» BRIEF
Tally the lines that include "work". Output the number only.

++++

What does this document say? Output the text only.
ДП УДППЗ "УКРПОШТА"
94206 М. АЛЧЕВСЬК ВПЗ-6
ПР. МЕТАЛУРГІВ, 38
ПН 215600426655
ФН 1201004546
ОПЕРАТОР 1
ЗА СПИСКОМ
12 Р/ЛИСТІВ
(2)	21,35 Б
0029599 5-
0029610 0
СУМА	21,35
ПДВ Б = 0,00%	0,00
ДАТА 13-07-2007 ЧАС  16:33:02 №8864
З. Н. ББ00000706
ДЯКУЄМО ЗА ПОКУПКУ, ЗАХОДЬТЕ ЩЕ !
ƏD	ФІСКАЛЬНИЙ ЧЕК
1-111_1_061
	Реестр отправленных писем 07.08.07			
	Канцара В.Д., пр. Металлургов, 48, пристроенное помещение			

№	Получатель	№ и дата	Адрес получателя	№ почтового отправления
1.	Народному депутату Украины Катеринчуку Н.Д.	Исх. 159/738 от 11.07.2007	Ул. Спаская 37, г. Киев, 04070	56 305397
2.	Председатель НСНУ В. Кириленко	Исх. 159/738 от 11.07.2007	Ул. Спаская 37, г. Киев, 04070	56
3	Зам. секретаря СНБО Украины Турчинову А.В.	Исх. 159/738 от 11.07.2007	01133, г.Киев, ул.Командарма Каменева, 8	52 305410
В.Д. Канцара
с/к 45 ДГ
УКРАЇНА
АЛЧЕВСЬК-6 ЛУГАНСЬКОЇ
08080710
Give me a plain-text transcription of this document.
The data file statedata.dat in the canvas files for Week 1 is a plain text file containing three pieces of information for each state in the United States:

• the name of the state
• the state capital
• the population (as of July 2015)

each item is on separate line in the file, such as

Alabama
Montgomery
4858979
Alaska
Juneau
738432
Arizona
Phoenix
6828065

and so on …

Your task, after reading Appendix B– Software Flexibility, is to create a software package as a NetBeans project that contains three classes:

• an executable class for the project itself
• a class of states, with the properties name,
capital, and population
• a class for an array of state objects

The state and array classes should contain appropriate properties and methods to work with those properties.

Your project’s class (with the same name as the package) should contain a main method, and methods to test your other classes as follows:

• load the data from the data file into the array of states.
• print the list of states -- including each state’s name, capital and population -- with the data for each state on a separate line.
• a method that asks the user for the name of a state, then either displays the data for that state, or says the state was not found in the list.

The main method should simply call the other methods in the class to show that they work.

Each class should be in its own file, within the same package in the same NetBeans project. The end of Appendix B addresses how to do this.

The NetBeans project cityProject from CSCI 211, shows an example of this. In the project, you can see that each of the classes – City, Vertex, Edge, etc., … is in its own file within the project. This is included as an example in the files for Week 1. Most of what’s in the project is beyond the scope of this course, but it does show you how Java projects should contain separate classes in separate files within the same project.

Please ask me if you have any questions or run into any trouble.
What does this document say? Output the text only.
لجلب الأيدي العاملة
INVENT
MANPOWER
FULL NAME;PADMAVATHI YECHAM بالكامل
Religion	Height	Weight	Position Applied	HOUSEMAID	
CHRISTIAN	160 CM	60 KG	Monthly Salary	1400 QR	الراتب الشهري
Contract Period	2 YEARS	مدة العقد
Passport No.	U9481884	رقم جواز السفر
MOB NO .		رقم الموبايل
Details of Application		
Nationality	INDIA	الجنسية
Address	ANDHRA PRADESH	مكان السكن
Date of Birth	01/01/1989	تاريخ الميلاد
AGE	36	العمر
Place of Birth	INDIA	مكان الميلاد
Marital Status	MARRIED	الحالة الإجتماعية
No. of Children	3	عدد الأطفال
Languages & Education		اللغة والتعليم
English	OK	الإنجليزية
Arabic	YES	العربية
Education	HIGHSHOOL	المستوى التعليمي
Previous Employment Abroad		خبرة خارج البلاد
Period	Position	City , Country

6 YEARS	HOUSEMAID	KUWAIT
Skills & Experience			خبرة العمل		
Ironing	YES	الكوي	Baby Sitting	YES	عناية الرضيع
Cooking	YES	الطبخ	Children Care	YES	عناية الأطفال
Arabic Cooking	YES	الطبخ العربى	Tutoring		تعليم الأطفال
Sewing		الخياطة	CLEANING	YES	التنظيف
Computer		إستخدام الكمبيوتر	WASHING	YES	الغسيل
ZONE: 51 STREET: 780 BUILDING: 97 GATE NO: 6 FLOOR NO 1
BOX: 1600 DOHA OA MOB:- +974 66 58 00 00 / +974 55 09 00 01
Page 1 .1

++++

» TASK RESPONSE
2